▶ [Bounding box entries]
[BEGIN]

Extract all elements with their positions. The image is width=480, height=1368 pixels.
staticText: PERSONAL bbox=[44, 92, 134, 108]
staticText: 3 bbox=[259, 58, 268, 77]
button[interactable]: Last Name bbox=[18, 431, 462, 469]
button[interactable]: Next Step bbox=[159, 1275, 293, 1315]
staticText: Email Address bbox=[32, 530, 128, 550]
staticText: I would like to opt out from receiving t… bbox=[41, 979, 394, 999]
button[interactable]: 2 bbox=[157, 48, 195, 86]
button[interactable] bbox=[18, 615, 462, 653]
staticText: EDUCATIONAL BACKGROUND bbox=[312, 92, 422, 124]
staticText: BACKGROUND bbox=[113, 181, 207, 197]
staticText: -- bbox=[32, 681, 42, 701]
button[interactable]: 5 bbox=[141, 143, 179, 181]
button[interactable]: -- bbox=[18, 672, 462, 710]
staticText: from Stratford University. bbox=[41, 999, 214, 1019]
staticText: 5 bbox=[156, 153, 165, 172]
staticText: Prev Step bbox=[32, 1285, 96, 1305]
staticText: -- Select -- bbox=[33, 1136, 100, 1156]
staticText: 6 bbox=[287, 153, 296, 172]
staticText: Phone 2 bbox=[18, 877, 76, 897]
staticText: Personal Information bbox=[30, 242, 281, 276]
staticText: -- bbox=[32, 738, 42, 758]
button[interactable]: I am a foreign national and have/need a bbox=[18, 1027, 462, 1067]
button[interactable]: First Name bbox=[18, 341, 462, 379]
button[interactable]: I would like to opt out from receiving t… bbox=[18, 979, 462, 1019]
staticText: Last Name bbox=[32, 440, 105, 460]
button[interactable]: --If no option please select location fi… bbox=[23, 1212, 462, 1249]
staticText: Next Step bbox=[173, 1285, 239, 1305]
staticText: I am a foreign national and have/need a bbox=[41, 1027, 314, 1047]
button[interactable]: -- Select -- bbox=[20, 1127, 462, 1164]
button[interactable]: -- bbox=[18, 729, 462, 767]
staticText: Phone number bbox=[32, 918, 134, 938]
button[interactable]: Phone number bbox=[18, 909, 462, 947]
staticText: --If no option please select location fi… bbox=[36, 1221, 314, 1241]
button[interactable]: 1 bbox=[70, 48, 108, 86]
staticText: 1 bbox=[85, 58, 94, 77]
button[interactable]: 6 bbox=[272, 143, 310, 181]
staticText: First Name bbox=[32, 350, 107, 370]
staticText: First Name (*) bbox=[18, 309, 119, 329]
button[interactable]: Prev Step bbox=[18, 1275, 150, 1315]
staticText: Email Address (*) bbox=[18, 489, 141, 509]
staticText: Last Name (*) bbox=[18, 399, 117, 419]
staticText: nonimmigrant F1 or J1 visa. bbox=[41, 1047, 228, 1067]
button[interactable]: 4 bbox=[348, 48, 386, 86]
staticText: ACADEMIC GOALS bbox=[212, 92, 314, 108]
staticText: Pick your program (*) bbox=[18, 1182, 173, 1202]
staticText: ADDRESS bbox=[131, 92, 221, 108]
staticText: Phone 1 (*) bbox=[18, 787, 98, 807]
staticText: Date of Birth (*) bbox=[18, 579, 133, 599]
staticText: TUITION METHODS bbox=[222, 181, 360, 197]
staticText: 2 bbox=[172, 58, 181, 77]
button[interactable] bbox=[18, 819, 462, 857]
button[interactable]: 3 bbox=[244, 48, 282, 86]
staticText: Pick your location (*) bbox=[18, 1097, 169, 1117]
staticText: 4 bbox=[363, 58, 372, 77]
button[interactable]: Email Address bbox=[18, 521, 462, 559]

[END]

▶ [Task instructions] Copy the material above line for line, with no changes.

▶ [Result]
Extract all elements with their positions. The image is width=480, height=1368 pixels.
staticText: PERSONAL bbox=[44, 92, 134, 108]
staticText: 3 bbox=[259, 58, 268, 77]
button[interactable]: Last Name bbox=[18, 431, 462, 469]
button[interactable]: Next Step bbox=[159, 1275, 293, 1315]
staticText: Email Address bbox=[32, 530, 128, 550]
staticText: I would like to opt out from receiving t… bbox=[41, 979, 394, 999]
button[interactable]: 2 bbox=[157, 48, 195, 86]
button[interactable] bbox=[18, 615, 462, 653]
staticText: EDUCATIONAL BACKGROUND bbox=[312, 92, 422, 124]
staticText: BACKGROUND bbox=[113, 181, 207, 197]
staticText: -- bbox=[32, 681, 42, 701]
button[interactable]: 5 bbox=[141, 143, 179, 181]
button[interactable]: -- bbox=[18, 672, 462, 710]
staticText: from Stratford University. bbox=[41, 999, 214, 1019]
staticText: 5 bbox=[156, 153, 165, 172]
staticText: Prev Step bbox=[32, 1285, 96, 1305]
staticText: -- Select -- bbox=[33, 1136, 100, 1156]
staticText: 6 bbox=[287, 153, 296, 172]
staticText: Phone 2 bbox=[18, 877, 76, 897]
staticText: Personal Information bbox=[30, 242, 281, 276]
staticText: -- bbox=[32, 738, 42, 758]
button[interactable]: I am a foreign national and have/need a bbox=[18, 1027, 462, 1067]
button[interactable]: First Name bbox=[18, 341, 462, 379]
button[interactable]: I would like to opt out from receiving t… bbox=[18, 979, 462, 1019]
staticText: Last Name bbox=[32, 440, 105, 460]
button[interactable]: --If no option please select location fi… bbox=[23, 1212, 462, 1249]
staticText: Next Step bbox=[173, 1285, 239, 1305]
staticText: I am a foreign national and have/need a bbox=[41, 1027, 314, 1047]
button[interactable]: -- Select -- bbox=[20, 1127, 462, 1164]
button[interactable]: -- bbox=[18, 729, 462, 767]
staticText: Phone number bbox=[32, 918, 134, 938]
button[interactable]: Phone number bbox=[18, 909, 462, 947]
staticText: --If no option please select location fi… bbox=[36, 1221, 314, 1241]
button[interactable]: 1 bbox=[70, 48, 108, 86]
staticText: 1 bbox=[85, 58, 94, 77]
button[interactable]: 6 bbox=[272, 143, 310, 181]
staticText: First Name bbox=[32, 350, 107, 370]
staticText: First Name (*) bbox=[18, 309, 119, 329]
button[interactable]: Prev Step bbox=[18, 1275, 150, 1315]
staticText: Email Address (*) bbox=[18, 489, 141, 509]
staticText: Last Name (*) bbox=[18, 399, 117, 419]
staticText: nonimmigrant F1 or J1 visa. bbox=[41, 1047, 228, 1067]
button[interactable]: 4 bbox=[348, 48, 386, 86]
staticText: ACADEMIC GOALS bbox=[212, 92, 314, 108]
staticText: Pick your program (*) bbox=[18, 1182, 173, 1202]
staticText: ADDRESS bbox=[131, 92, 221, 108]
staticText: Phone 1 (*) bbox=[18, 787, 98, 807]
staticText: Date of Birth (*) bbox=[18, 579, 133, 599]
staticText: TUITION METHODS bbox=[222, 181, 360, 197]
staticText: 2 bbox=[172, 58, 181, 77]
button[interactable] bbox=[18, 819, 462, 857]
button[interactable]: 3 bbox=[244, 48, 282, 86]
staticText: Pick your location (*) bbox=[18, 1097, 169, 1117]
staticText: 4 bbox=[363, 58, 372, 77]
button[interactable]: Email Address bbox=[18, 521, 462, 559]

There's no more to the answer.